___ Supplied records ___

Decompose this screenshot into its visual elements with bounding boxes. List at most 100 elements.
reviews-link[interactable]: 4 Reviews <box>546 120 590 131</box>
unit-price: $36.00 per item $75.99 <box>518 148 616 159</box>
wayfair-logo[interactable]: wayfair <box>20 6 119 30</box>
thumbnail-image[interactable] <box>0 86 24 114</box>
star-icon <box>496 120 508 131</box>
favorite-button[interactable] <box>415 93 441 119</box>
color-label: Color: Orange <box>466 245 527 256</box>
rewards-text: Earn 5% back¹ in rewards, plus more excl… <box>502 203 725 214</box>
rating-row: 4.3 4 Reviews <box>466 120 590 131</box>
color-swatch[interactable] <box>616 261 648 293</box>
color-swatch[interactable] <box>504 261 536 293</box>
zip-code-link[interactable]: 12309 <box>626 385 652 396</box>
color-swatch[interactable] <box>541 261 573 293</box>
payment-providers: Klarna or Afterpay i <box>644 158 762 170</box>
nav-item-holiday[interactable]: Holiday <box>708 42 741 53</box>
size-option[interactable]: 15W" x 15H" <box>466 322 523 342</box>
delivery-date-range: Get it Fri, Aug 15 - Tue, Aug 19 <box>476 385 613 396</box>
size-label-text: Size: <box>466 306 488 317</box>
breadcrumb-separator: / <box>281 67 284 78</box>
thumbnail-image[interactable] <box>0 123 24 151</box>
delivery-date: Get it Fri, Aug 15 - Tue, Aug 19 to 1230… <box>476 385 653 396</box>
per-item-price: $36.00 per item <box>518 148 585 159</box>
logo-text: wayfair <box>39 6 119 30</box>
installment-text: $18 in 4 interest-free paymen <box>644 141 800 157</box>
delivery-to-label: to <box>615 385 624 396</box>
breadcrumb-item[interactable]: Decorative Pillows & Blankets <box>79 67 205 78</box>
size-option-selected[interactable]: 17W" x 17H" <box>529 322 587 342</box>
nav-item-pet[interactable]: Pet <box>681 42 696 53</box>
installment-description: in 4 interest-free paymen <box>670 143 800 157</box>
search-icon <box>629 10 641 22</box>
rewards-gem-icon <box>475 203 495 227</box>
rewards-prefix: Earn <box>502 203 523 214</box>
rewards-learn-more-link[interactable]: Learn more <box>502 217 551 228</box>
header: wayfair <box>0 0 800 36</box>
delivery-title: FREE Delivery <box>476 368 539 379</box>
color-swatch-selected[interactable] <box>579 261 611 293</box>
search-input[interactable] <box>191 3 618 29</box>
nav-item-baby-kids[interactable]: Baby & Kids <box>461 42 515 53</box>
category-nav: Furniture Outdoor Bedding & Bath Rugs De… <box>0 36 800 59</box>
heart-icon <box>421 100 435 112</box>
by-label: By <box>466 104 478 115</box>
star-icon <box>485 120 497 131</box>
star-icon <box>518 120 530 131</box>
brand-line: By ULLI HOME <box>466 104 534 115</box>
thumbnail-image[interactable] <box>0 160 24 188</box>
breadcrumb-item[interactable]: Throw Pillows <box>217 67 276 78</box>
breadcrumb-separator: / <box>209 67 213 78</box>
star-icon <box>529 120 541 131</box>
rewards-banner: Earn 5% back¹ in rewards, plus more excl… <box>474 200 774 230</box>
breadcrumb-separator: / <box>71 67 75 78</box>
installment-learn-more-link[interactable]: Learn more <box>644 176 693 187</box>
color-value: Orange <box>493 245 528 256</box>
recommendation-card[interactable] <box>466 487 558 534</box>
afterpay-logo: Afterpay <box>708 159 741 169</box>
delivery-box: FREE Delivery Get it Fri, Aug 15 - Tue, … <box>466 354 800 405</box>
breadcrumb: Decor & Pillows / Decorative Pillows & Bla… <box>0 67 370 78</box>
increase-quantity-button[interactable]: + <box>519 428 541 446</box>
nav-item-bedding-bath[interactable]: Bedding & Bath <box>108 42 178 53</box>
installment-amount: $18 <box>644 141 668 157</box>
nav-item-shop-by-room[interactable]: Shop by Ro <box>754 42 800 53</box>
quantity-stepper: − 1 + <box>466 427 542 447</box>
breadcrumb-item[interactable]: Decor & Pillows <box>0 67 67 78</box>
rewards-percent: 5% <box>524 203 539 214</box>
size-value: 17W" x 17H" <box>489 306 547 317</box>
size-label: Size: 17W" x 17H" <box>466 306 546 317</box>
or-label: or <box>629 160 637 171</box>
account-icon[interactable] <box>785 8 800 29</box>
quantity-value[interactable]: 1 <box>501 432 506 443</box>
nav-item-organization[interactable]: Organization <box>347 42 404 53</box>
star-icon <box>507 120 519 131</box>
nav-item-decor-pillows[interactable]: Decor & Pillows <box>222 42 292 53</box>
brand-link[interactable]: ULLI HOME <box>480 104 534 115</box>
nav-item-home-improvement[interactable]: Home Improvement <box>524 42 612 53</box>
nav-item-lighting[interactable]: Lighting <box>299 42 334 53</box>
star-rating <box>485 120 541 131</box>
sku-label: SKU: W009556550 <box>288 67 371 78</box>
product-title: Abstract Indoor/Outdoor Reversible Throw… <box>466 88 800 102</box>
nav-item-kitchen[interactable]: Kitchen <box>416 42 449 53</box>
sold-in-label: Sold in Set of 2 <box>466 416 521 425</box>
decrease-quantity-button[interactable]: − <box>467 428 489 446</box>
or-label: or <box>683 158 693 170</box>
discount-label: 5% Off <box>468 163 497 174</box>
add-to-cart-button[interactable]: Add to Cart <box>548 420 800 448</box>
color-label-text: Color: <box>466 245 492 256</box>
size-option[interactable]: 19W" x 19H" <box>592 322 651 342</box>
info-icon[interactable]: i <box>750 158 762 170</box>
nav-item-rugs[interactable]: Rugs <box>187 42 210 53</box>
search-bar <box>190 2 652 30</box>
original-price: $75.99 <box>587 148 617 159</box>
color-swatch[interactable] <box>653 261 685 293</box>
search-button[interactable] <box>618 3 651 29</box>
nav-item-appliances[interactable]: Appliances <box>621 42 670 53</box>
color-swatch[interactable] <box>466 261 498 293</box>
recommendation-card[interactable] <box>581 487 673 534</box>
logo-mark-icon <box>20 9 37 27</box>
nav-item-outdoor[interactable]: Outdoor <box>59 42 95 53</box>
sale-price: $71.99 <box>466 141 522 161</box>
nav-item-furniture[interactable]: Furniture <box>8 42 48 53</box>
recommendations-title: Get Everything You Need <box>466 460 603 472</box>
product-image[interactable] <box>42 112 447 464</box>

___

Requirement
Rewrite the listing, starting at its first line and ending at the line that contains "color-swatch[interactable] <box>541 261", as a Markdown table with the columns Row and Line. Leave out blank lines.

Full answer
| Row | Line |
|---|---|
| 1 | Decompose this screenshot into its visual elements with bounding boxes. List at most 100 elements. |
| 2 | reviews-link[interactable]: 4 Reviews <box>546 120 590 131</box> |
| 3 | unit-price: $36.00 per item $75.99 <box>518 148 616 159</box> |
| 4 | wayfair-logo[interactable]: wayfair <box>20 6 119 30</box> |
| 5 | thumbnail-image[interactable] <box>0 86 24 114</box> |
| 6 | star-icon <box>496 120 508 131</box> |
| 7 | favorite-button[interactable] <box>415 93 441 119</box> |
| 8 | color-label: Color: Orange <box>466 245 527 256</box> |
| 9 | rewards-text: Earn 5% back¹ in rewards, plus more excl… <box>502 203 725 214</box> |
| 10 | rating-row: 4.3 4 Reviews <box>466 120 590 131</box> |
| 11 | color-swatch[interactable] <box>616 261 648 293</box> |
| 12 | color-swatch[interactable] <box>504 261 536 293</box> |
| 13 | zip-code-link[interactable]: 12309 <box>626 385 652 396</box> |
| 14 | color-swatch[interactable] <box>541 261 573 293</box> |